Supplied data:

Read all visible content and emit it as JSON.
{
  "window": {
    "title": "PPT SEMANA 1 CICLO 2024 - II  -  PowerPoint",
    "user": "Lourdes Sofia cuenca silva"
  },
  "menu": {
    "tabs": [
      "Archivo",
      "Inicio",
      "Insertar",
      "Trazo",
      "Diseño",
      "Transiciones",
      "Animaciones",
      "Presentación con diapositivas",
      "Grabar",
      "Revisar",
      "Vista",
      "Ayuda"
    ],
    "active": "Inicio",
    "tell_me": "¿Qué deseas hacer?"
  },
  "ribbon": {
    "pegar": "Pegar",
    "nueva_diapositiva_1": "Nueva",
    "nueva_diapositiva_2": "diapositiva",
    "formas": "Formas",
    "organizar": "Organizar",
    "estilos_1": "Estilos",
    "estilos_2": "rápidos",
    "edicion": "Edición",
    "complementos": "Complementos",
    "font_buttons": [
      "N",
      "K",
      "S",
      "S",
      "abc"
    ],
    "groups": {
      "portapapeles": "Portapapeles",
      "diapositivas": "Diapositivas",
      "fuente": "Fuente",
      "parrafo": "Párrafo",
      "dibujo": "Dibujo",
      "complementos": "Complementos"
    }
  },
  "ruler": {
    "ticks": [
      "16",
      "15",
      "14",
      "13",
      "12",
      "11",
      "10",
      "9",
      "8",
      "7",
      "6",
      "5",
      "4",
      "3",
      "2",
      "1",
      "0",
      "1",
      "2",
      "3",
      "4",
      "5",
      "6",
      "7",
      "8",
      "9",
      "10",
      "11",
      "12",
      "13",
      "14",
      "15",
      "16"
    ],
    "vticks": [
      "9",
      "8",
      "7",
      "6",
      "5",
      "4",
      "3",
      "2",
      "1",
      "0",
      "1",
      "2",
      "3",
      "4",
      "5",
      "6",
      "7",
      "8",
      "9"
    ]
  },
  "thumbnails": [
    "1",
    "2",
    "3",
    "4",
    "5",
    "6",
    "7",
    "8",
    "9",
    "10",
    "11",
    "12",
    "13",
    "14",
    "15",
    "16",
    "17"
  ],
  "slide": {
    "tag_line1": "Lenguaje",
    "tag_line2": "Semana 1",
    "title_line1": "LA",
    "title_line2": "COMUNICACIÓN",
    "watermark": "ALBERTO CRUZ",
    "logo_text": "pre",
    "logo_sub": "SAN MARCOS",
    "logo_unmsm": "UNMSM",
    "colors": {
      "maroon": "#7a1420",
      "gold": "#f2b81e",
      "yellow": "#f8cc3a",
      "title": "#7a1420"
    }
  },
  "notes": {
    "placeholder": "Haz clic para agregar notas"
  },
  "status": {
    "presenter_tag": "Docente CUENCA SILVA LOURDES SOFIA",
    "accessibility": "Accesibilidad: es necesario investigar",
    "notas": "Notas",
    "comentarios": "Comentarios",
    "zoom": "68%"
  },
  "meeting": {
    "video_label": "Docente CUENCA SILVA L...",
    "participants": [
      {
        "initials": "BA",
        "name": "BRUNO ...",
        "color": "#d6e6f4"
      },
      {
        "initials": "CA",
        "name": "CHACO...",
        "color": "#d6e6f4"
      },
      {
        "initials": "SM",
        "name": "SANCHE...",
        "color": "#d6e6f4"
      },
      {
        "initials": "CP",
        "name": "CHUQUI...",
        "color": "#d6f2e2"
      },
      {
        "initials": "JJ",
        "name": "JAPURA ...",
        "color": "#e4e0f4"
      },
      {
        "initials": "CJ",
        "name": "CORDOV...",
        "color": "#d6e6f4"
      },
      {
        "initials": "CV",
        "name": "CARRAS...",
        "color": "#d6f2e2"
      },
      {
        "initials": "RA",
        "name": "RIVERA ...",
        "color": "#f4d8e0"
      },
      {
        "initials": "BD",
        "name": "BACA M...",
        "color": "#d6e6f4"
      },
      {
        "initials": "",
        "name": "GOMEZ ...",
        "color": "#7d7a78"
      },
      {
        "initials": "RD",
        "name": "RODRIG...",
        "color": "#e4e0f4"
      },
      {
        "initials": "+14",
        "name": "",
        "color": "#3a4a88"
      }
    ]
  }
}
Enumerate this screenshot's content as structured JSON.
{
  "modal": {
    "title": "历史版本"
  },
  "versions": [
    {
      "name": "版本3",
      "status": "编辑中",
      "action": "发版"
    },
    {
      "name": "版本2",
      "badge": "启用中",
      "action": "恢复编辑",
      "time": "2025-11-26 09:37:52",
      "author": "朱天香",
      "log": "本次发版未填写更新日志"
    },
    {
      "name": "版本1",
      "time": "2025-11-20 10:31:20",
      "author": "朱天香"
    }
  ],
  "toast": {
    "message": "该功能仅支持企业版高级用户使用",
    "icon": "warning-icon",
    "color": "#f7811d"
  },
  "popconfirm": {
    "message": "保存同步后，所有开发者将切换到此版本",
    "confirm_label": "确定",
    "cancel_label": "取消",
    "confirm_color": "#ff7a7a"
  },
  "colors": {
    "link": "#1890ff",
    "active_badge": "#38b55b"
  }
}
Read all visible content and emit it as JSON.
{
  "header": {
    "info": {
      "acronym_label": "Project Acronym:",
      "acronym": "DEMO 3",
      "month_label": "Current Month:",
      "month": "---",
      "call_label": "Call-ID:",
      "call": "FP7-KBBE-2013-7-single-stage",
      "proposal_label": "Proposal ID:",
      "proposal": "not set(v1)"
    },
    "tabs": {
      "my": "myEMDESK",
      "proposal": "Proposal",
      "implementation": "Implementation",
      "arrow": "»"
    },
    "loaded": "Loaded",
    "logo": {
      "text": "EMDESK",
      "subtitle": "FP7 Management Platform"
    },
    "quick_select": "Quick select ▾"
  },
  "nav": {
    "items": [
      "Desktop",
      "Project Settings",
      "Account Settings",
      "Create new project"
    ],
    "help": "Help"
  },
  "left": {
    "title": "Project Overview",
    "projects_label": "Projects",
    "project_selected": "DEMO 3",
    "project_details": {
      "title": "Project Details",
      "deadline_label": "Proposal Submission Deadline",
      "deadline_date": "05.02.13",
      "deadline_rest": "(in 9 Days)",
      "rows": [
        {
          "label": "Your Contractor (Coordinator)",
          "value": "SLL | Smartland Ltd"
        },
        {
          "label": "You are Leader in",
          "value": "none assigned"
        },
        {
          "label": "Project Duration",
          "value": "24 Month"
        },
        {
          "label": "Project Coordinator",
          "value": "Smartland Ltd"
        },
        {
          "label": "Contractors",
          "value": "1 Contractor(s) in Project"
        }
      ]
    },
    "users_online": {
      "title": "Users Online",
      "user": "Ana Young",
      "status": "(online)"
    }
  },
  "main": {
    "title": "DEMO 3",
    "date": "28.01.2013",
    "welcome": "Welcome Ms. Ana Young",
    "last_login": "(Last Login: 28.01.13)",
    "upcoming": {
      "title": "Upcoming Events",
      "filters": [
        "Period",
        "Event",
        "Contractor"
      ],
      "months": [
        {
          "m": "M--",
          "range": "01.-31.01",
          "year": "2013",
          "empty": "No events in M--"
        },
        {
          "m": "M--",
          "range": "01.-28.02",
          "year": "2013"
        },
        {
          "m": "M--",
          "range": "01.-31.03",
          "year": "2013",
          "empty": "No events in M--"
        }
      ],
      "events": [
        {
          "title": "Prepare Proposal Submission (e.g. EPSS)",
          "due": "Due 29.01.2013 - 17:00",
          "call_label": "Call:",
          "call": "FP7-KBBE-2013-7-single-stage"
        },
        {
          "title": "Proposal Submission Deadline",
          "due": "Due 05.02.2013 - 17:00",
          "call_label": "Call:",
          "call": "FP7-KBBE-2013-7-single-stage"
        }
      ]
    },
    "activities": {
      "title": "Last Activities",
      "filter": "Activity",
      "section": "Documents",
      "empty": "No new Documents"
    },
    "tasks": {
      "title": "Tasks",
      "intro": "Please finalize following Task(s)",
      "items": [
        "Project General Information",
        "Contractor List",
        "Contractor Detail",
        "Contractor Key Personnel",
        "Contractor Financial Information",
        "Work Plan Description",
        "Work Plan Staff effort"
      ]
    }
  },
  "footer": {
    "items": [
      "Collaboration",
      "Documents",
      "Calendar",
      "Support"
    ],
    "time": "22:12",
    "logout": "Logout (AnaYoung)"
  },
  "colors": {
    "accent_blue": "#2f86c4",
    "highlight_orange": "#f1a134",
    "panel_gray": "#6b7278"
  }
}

Problem: Above are lines of data; state how many of them contain the word "message", with no other output.

In response: 2